Collection entries
* START *

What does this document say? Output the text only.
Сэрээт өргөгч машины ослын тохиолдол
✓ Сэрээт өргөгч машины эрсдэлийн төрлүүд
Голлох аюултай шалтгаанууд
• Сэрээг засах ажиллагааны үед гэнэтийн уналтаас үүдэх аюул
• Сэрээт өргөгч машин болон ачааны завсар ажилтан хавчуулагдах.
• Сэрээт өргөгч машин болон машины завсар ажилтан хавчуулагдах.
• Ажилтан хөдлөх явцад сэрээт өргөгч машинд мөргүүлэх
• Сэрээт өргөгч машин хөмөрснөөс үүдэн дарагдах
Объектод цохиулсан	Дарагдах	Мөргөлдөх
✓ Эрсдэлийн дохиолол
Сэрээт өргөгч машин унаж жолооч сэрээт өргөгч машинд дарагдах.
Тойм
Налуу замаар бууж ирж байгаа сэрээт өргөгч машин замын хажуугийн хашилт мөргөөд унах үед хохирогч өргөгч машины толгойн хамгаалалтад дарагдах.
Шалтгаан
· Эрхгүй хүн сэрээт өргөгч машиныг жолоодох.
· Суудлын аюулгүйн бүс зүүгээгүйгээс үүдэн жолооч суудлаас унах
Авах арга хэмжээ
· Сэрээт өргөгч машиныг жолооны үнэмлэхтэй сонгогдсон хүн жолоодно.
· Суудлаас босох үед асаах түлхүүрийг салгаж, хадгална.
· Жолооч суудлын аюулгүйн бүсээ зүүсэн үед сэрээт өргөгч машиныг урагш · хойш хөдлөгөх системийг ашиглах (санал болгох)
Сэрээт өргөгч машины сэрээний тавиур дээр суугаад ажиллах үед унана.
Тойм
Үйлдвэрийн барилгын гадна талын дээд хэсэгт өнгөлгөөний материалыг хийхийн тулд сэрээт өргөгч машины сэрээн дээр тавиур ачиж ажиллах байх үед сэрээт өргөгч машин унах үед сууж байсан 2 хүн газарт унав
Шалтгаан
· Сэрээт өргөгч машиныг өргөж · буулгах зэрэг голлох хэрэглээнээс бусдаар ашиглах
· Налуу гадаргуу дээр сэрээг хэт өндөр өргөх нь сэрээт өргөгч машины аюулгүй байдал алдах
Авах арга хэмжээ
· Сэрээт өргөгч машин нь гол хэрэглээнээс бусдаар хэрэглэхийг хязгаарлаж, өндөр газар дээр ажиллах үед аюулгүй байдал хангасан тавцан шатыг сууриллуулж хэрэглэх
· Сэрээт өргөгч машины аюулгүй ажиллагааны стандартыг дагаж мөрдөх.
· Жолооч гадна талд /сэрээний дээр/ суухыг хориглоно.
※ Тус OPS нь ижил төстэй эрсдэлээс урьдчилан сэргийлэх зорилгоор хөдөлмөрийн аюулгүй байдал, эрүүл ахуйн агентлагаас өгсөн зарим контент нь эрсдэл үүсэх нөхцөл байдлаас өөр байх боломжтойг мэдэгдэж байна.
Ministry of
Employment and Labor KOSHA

* END *

THE TASK:
All of the material above needs to be retyped word for word.

SOLUTION:
What does this document say? Output the text only.
Сэрээт өргөгч машины ослын тохиолдол
✓ Сэрээт өргөгч машины эрсдэлийн төрлүүд
Голлох аюултай шалтгаанууд
• Сэрээг засах ажиллагааны үед гэнэтийн уналтаас үүдэх аюул
• Сэрээт өргөгч машин болон ачааны завсар ажилтан хавчуулагдах.
• Сэрээт өргөгч машин болон машины завсар ажилтан хавчуулагдах.
• Ажилтан хөдлөх явцад сэрээт өргөгч машинд мөргүүлэх
• Сэрээт өргөгч машин хөмөрснөөс үүдэн дарагдах
Объектод цохиулсан	Дарагдах	Мөргөлдөх
✓ Эрсдэлийн дохиолол
Сэрээт өргөгч машин унаж жолооч сэрээт өргөгч машинд дарагдах.
Тойм
Налуу замаар бууж ирж байгаа сэрээт өргөгч машин замын хажуугийн хашилт мөргөөд унах үед хохирогч өргөгч машины толгойн хамгаалалтад дарагдах.
Шалтгаан
· Эрхгүй хүн сэрээт өргөгч машиныг жолоодох.
· Суудлын аюулгүйн бүс зүүгээгүйгээс үүдэн жолооч суудлаас унах
Авах арга хэмжээ
· Сэрээт өргөгч машиныг жолооны үнэмлэхтэй сонгогдсон хүн жолоодно.
· Суудлаас босох үед асаах түлхүүрийг салгаж, хадгална.
· Жолооч суудлын аюулгүйн бүсээ зүүсэн үед сэрээт өргөгч машиныг урагш · хойш хөдлөгөх системийг ашиглах (санал болгох)
Сэрээт өргөгч машины сэрээний тавиур дээр суугаад ажиллах үед унана.
Тойм
Үйлдвэрийн барилгын гадна талын дээд хэсэгт өнгөлгөөний материалыг хийхийн тулд сэрээт өргөгч машины сэрээн дээр тавиур ачиж ажиллах байх үед сэрээт өргөгч машин унах үед сууж байсан 2 хүн газарт унав
Шалтгаан
· Сэрээт өргөгч машиныг өргөж · буулгах зэрэг голлох хэрэглээнээс бусдаар ашиглах
· Налуу гадаргуу дээр сэрээг хэт өндөр өргөх нь сэрээт өргөгч машины аюулгүй байдал алдах
Авах арга хэмжээ
· Сэрээт өргөгч машин нь гол хэрэглээнээс бусдаар хэрэглэхийг хязгаарлаж, өндөр газар дээр ажиллах үед аюулгүй байдал хангасан тавцан шатыг сууриллуулж хэрэглэх
· Сэрээт өргөгч машины аюулгүй ажиллагааны стандартыг дагаж мөрдөх.
· Жолооч гадна талд /сэрээний дээр/ суухыг хориглоно.
※ Тус OPS нь ижил төстэй эрсдэлээс урьдчилан сэргийлэх зорилгоор хөдөлмөрийн аюулгүй байдал, эрүүл ахуйн агентлагаас өгсөн зарим контент нь эрсдэл үүсэх нөхцөл байдлаас өөр байх боломжтойг мэдэгдэж байна.
Ministry of
Employment and Labor KOSHA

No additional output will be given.